• **AIM OF THE EXERCISE**:
Show, in full, each line of the data that contains "twice".

• **PROVIDED INFORMATION**:
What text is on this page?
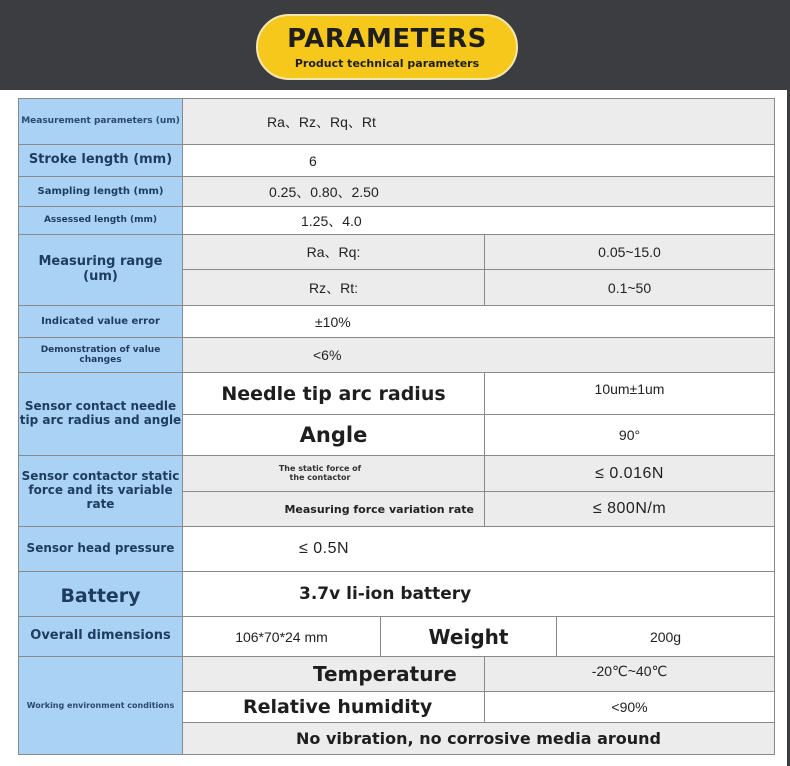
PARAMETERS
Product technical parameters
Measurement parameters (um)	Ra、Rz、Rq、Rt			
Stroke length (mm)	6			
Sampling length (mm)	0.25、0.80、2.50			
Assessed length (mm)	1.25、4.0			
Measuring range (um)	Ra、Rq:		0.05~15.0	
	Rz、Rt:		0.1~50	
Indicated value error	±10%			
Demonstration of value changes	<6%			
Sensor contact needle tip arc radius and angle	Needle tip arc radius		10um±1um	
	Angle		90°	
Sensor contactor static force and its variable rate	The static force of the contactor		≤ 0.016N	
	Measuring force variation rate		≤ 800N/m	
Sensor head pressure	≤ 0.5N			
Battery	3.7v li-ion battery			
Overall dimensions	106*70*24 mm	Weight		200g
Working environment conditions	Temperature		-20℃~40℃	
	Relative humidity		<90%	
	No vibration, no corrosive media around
==
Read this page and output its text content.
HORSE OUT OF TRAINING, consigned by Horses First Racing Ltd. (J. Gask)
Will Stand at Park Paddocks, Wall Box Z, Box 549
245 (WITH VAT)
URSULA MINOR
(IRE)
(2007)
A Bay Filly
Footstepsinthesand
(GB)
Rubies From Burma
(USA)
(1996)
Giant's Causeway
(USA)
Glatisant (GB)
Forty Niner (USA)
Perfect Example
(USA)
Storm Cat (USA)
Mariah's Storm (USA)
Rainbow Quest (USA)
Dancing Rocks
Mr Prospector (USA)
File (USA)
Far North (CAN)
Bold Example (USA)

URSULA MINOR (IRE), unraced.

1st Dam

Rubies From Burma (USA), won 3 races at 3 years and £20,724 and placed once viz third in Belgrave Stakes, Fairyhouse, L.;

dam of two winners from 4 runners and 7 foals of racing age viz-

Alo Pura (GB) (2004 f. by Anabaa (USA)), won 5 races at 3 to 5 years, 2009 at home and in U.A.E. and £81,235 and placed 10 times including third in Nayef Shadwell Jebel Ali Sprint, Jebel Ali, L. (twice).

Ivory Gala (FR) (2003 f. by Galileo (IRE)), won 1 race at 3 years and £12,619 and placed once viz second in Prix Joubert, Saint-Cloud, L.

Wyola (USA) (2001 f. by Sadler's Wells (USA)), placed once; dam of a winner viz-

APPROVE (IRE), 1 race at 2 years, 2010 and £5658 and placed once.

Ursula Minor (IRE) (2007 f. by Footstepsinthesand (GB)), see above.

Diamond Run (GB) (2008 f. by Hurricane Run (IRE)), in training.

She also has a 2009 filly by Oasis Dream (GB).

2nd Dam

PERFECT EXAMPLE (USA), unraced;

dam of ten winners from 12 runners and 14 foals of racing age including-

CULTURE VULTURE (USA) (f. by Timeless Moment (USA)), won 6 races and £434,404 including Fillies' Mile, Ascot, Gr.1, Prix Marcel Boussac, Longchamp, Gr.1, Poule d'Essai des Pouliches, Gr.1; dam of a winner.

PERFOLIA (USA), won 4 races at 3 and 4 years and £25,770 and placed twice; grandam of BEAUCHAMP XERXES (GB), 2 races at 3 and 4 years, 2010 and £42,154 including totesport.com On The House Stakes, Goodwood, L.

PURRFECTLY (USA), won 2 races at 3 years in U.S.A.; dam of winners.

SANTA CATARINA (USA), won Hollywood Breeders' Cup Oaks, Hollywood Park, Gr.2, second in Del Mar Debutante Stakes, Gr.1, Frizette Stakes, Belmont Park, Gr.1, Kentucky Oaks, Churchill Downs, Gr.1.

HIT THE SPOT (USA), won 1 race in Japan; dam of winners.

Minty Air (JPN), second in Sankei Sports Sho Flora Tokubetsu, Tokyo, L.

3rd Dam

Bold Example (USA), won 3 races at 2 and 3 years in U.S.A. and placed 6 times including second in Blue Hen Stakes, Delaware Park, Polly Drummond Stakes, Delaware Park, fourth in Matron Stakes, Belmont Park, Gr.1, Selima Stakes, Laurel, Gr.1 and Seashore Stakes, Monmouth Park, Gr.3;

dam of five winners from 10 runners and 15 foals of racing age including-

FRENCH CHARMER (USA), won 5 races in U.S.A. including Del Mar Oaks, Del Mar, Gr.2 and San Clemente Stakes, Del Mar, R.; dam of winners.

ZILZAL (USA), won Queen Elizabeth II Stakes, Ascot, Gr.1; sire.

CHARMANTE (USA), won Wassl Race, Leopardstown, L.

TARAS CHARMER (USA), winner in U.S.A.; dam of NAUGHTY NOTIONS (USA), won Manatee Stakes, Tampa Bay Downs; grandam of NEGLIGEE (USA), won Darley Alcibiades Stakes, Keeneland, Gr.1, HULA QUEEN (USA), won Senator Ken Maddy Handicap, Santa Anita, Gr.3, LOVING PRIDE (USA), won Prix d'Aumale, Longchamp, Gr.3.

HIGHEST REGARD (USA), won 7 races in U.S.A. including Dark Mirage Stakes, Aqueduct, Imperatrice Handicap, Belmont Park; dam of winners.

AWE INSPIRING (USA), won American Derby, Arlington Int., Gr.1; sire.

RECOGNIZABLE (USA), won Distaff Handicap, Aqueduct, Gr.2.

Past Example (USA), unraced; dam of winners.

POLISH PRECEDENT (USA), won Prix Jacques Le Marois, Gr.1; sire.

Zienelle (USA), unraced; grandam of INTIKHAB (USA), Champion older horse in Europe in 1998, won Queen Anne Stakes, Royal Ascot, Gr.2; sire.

• **SOLUTION FOR THIS EXERCISE**:
Alo Pura (GB) (2004 f. by Anabaa (USA)), won 5 races at 3 to 5 years, 2009 at home and in U.A.E. and £81,235 and placed 10 times including third in Nayef Shadwell Jebel Ali Sprint, Jebel Ali, L. (twice).
PERFOLIA (USA), won 4 races at 3 and 4 years and £25,770 and placed twice; grandam of BEAUCHAMP XERXES (GB), 2 races at 3 and 4 years, 2010 and £42,154 including totesport.com On The House Stakes, Goodwood, L.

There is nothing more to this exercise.